**Problem**
Return all the data below as it stands, minus the pictures.

** start of Given records **

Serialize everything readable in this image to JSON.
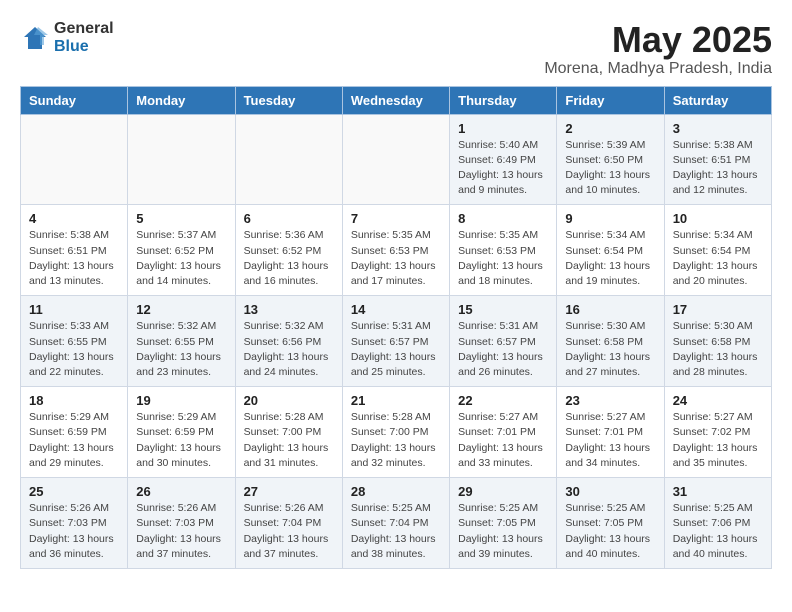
{
  "logo": {
    "general": "General",
    "blue": "Blue"
  },
  "title": "May 2025",
  "location": "Morena, Madhya Pradesh, India",
  "weekdays": [
    "Sunday",
    "Monday",
    "Tuesday",
    "Wednesday",
    "Thursday",
    "Friday",
    "Saturday"
  ],
  "weeks": [
    [
      {
        "day": "",
        "info": ""
      },
      {
        "day": "",
        "info": ""
      },
      {
        "day": "",
        "info": ""
      },
      {
        "day": "",
        "info": ""
      },
      {
        "day": "1",
        "info": "Sunrise: 5:40 AM\nSunset: 6:49 PM\nDaylight: 13 hours\nand 9 minutes."
      },
      {
        "day": "2",
        "info": "Sunrise: 5:39 AM\nSunset: 6:50 PM\nDaylight: 13 hours\nand 10 minutes."
      },
      {
        "day": "3",
        "info": "Sunrise: 5:38 AM\nSunset: 6:51 PM\nDaylight: 13 hours\nand 12 minutes."
      }
    ],
    [
      {
        "day": "4",
        "info": "Sunrise: 5:38 AM\nSunset: 6:51 PM\nDaylight: 13 hours\nand 13 minutes."
      },
      {
        "day": "5",
        "info": "Sunrise: 5:37 AM\nSunset: 6:52 PM\nDaylight: 13 hours\nand 14 minutes."
      },
      {
        "day": "6",
        "info": "Sunrise: 5:36 AM\nSunset: 6:52 PM\nDaylight: 13 hours\nand 16 minutes."
      },
      {
        "day": "7",
        "info": "Sunrise: 5:35 AM\nSunset: 6:53 PM\nDaylight: 13 hours\nand 17 minutes."
      },
      {
        "day": "8",
        "info": "Sunrise: 5:35 AM\nSunset: 6:53 PM\nDaylight: 13 hours\nand 18 minutes."
      },
      {
        "day": "9",
        "info": "Sunrise: 5:34 AM\nSunset: 6:54 PM\nDaylight: 13 hours\nand 19 minutes."
      },
      {
        "day": "10",
        "info": "Sunrise: 5:34 AM\nSunset: 6:54 PM\nDaylight: 13 hours\nand 20 minutes."
      }
    ],
    [
      {
        "day": "11",
        "info": "Sunrise: 5:33 AM\nSunset: 6:55 PM\nDaylight: 13 hours\nand 22 minutes."
      },
      {
        "day": "12",
        "info": "Sunrise: 5:32 AM\nSunset: 6:55 PM\nDaylight: 13 hours\nand 23 minutes."
      },
      {
        "day": "13",
        "info": "Sunrise: 5:32 AM\nSunset: 6:56 PM\nDaylight: 13 hours\nand 24 minutes."
      },
      {
        "day": "14",
        "info": "Sunrise: 5:31 AM\nSunset: 6:57 PM\nDaylight: 13 hours\nand 25 minutes."
      },
      {
        "day": "15",
        "info": "Sunrise: 5:31 AM\nSunset: 6:57 PM\nDaylight: 13 hours\nand 26 minutes."
      },
      {
        "day": "16",
        "info": "Sunrise: 5:30 AM\nSunset: 6:58 PM\nDaylight: 13 hours\nand 27 minutes."
      },
      {
        "day": "17",
        "info": "Sunrise: 5:30 AM\nSunset: 6:58 PM\nDaylight: 13 hours\nand 28 minutes."
      }
    ],
    [
      {
        "day": "18",
        "info": "Sunrise: 5:29 AM\nSunset: 6:59 PM\nDaylight: 13 hours\nand 29 minutes."
      },
      {
        "day": "19",
        "info": "Sunrise: 5:29 AM\nSunset: 6:59 PM\nDaylight: 13 hours\nand 30 minutes."
      },
      {
        "day": "20",
        "info": "Sunrise: 5:28 AM\nSunset: 7:00 PM\nDaylight: 13 hours\nand 31 minutes."
      },
      {
        "day": "21",
        "info": "Sunrise: 5:28 AM\nSunset: 7:00 PM\nDaylight: 13 hours\nand 32 minutes."
      },
      {
        "day": "22",
        "info": "Sunrise: 5:27 AM\nSunset: 7:01 PM\nDaylight: 13 hours\nand 33 minutes."
      },
      {
        "day": "23",
        "info": "Sunrise: 5:27 AM\nSunset: 7:01 PM\nDaylight: 13 hours\nand 34 minutes."
      },
      {
        "day": "24",
        "info": "Sunrise: 5:27 AM\nSunset: 7:02 PM\nDaylight: 13 hours\nand 35 minutes."
      }
    ],
    [
      {
        "day": "25",
        "info": "Sunrise: 5:26 AM\nSunset: 7:03 PM\nDaylight: 13 hours\nand 36 minutes."
      },
      {
        "day": "26",
        "info": "Sunrise: 5:26 AM\nSunset: 7:03 PM\nDaylight: 13 hours\nand 37 minutes."
      },
      {
        "day": "27",
        "info": "Sunrise: 5:26 AM\nSunset: 7:04 PM\nDaylight: 13 hours\nand 37 minutes."
      },
      {
        "day": "28",
        "info": "Sunrise: 5:25 AM\nSunset: 7:04 PM\nDaylight: 13 hours\nand 38 minutes."
      },
      {
        "day": "29",
        "info": "Sunrise: 5:25 AM\nSunset: 7:05 PM\nDaylight: 13 hours\nand 39 minutes."
      },
      {
        "day": "30",
        "info": "Sunrise: 5:25 AM\nSunset: 7:05 PM\nDaylight: 13 hours\nand 40 minutes."
      },
      {
        "day": "31",
        "info": "Sunrise: 5:25 AM\nSunset: 7:06 PM\nDaylight: 13 hours\nand 40 minutes."
      }
    ]
  ]
}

** end of Given records **

**Exercise answer**
Serialize everything readable in this image to JSON.
{
  "logo": {
    "general": "General",
    "blue": "Blue"
  },
  "title": "May 2025",
  "location": "Morena, Madhya Pradesh, India",
  "weekdays": [
    "Sunday",
    "Monday",
    "Tuesday",
    "Wednesday",
    "Thursday",
    "Friday",
    "Saturday"
  ],
  "weeks": [
    [
      {
        "day": "",
        "info": ""
      },
      {
        "day": "",
        "info": ""
      },
      {
        "day": "",
        "info": ""
      },
      {
        "day": "",
        "info": ""
      },
      {
        "day": "1",
        "info": "Sunrise: 5:40 AM\nSunset: 6:49 PM\nDaylight: 13 hours\nand 9 minutes."
      },
      {
        "day": "2",
        "info": "Sunrise: 5:39 AM\nSunset: 6:50 PM\nDaylight: 13 hours\nand 10 minutes."
      },
      {
        "day": "3",
        "info": "Sunrise: 5:38 AM\nSunset: 6:51 PM\nDaylight: 13 hours\nand 12 minutes."
      }
    ],
    [
      {
        "day": "4",
        "info": "Sunrise: 5:38 AM\nSunset: 6:51 PM\nDaylight: 13 hours\nand 13 minutes."
      },
      {
        "day": "5",
        "info": "Sunrise: 5:37 AM\nSunset: 6:52 PM\nDaylight: 13 hours\nand 14 minutes."
      },
      {
        "day": "6",
        "info": "Sunrise: 5:36 AM\nSunset: 6:52 PM\nDaylight: 13 hours\nand 16 minutes."
      },
      {
        "day": "7",
        "info": "Sunrise: 5:35 AM\nSunset: 6:53 PM\nDaylight: 13 hours\nand 17 minutes."
      },
      {
        "day": "8",
        "info": "Sunrise: 5:35 AM\nSunset: 6:53 PM\nDaylight: 13 hours\nand 18 minutes."
      },
      {
        "day": "9",
        "info": "Sunrise: 5:34 AM\nSunset: 6:54 PM\nDaylight: 13 hours\nand 19 minutes."
      },
      {
        "day": "10",
        "info": "Sunrise: 5:34 AM\nSunset: 6:54 PM\nDaylight: 13 hours\nand 20 minutes."
      }
    ],
    [
      {
        "day": "11",
        "info": "Sunrise: 5:33 AM\nSunset: 6:55 PM\nDaylight: 13 hours\nand 22 minutes."
      },
      {
        "day": "12",
        "info": "Sunrise: 5:32 AM\nSunset: 6:55 PM\nDaylight: 13 hours\nand 23 minutes."
      },
      {
        "day": "13",
        "info": "Sunrise: 5:32 AM\nSunset: 6:56 PM\nDaylight: 13 hours\nand 24 minutes."
      },
      {
        "day": "14",
        "info": "Sunrise: 5:31 AM\nSunset: 6:57 PM\nDaylight: 13 hours\nand 25 minutes."
      },
      {
        "day": "15",
        "info": "Sunrise: 5:31 AM\nSunset: 6:57 PM\nDaylight: 13 hours\nand 26 minutes."
      },
      {
        "day": "16",
        "info": "Sunrise: 5:30 AM\nSunset: 6:58 PM\nDaylight: 13 hours\nand 27 minutes."
      },
      {
        "day": "17",
        "info": "Sunrise: 5:30 AM\nSunset: 6:58 PM\nDaylight: 13 hours\nand 28 minutes."
      }
    ],
    [
      {
        "day": "18",
        "info": "Sunrise: 5:29 AM\nSunset: 6:59 PM\nDaylight: 13 hours\nand 29 minutes."
      },
      {
        "day": "19",
        "info": "Sunrise: 5:29 AM\nSunset: 6:59 PM\nDaylight: 13 hours\nand 30 minutes."
      },
      {
        "day": "20",
        "info": "Sunrise: 5:28 AM\nSunset: 7:00 PM\nDaylight: 13 hours\nand 31 minutes."
      },
      {
        "day": "21",
        "info": "Sunrise: 5:28 AM\nSunset: 7:00 PM\nDaylight: 13 hours\nand 32 minutes."
      },
      {
        "day": "22",
        "info": "Sunrise: 5:27 AM\nSunset: 7:01 PM\nDaylight: 13 hours\nand 33 minutes."
      },
      {
        "day": "23",
        "info": "Sunrise: 5:27 AM\nSunset: 7:01 PM\nDaylight: 13 hours\nand 34 minutes."
      },
      {
        "day": "24",
        "info": "Sunrise: 5:27 AM\nSunset: 7:02 PM\nDaylight: 13 hours\nand 35 minutes."
      }
    ],
    [
      {
        "day": "25",
        "info": "Sunrise: 5:26 AM\nSunset: 7:03 PM\nDaylight: 13 hours\nand 36 minutes."
      },
      {
        "day": "26",
        "info": "Sunrise: 5:26 AM\nSunset: 7:03 PM\nDaylight: 13 hours\nand 37 minutes."
      },
      {
        "day": "27",
        "info": "Sunrise: 5:26 AM\nSunset: 7:04 PM\nDaylight: 13 hours\nand 37 minutes."
      },
      {
        "day": "28",
        "info": "Sunrise: 5:25 AM\nSunset: 7:04 PM\nDaylight: 13 hours\nand 38 minutes."
      },
      {
        "day": "29",
        "info": "Sunrise: 5:25 AM\nSunset: 7:05 PM\nDaylight: 13 hours\nand 39 minutes."
      },
      {
        "day": "30",
        "info": "Sunrise: 5:25 AM\nSunset: 7:05 PM\nDaylight: 13 hours\nand 40 minutes."
      },
      {
        "day": "31",
        "info": "Sunrise: 5:25 AM\nSunset: 7:06 PM\nDaylight: 13 hours\nand 40 minutes."
      }
    ]
  ]
}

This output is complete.